GIVEN INSTRUCTION ▸ Copy each line in which the string "checked" occurs.

RECORDS SHOWN ▸
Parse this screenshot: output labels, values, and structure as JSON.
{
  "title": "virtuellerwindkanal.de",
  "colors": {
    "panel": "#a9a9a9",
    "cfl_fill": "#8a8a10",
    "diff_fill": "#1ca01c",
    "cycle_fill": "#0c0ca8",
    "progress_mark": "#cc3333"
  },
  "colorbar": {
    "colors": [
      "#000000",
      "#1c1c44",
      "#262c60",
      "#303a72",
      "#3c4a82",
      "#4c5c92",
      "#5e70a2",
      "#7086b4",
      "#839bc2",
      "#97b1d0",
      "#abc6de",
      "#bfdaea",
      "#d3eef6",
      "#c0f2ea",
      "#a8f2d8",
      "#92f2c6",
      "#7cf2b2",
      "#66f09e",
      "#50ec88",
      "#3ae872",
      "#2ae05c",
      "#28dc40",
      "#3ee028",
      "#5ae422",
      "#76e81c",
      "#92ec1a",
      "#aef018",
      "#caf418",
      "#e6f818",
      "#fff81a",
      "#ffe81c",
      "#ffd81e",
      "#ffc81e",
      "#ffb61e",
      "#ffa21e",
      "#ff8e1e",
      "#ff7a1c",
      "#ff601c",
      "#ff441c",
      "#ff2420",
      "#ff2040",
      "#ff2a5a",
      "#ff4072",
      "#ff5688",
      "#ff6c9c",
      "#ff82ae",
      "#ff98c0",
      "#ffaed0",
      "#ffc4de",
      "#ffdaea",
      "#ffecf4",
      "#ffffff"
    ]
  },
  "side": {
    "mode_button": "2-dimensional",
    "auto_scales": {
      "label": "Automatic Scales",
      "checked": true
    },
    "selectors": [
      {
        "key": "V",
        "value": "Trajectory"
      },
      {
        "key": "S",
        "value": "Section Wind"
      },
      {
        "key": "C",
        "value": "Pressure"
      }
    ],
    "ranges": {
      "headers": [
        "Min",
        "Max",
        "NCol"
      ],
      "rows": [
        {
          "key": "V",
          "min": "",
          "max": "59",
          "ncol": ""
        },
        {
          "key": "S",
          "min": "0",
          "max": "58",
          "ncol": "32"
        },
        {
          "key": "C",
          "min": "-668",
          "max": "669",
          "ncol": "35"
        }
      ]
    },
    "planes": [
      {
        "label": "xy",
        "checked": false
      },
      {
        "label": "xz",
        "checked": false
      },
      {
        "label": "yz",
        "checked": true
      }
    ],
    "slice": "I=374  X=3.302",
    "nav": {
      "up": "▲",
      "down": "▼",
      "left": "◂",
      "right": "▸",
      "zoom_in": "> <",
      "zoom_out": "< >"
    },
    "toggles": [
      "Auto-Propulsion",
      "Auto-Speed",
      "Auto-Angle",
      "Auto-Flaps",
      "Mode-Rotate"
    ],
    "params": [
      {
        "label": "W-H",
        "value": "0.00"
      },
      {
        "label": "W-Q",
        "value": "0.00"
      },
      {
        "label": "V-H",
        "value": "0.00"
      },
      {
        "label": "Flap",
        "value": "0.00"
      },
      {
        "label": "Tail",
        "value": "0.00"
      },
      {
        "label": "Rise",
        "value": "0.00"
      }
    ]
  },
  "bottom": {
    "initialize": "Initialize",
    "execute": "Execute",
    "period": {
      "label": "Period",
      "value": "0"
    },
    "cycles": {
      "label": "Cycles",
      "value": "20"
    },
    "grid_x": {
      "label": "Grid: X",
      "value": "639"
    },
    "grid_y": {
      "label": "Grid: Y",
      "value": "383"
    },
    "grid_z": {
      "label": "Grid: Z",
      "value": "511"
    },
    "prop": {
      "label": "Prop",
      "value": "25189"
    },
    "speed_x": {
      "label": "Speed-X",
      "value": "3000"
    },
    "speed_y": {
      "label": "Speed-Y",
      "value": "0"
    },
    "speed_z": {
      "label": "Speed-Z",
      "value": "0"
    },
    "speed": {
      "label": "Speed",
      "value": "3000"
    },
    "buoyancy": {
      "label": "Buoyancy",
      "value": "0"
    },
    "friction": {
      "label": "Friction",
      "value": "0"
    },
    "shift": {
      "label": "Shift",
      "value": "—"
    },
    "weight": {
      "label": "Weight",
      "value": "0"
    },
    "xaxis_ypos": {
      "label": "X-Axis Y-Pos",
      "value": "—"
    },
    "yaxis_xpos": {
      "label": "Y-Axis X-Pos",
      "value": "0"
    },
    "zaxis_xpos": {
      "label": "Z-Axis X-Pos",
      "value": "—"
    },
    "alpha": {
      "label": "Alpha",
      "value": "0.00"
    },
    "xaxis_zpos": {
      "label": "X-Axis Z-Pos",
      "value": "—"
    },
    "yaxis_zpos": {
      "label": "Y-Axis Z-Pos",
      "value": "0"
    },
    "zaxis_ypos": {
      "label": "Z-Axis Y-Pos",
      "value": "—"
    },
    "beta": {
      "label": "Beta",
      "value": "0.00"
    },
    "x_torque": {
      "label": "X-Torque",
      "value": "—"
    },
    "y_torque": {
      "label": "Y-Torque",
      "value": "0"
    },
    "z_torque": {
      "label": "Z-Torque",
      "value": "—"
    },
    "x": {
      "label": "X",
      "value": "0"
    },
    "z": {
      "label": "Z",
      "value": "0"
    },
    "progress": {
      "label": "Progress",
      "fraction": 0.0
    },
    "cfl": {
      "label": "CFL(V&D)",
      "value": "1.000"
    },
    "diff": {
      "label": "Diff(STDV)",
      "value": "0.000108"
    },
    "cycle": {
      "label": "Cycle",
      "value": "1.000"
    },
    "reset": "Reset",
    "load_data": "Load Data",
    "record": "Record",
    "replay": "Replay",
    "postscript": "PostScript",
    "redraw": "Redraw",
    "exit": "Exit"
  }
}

REPLY ▸
      "checked": true
        "checked": false
        "checked": false
        "checked": true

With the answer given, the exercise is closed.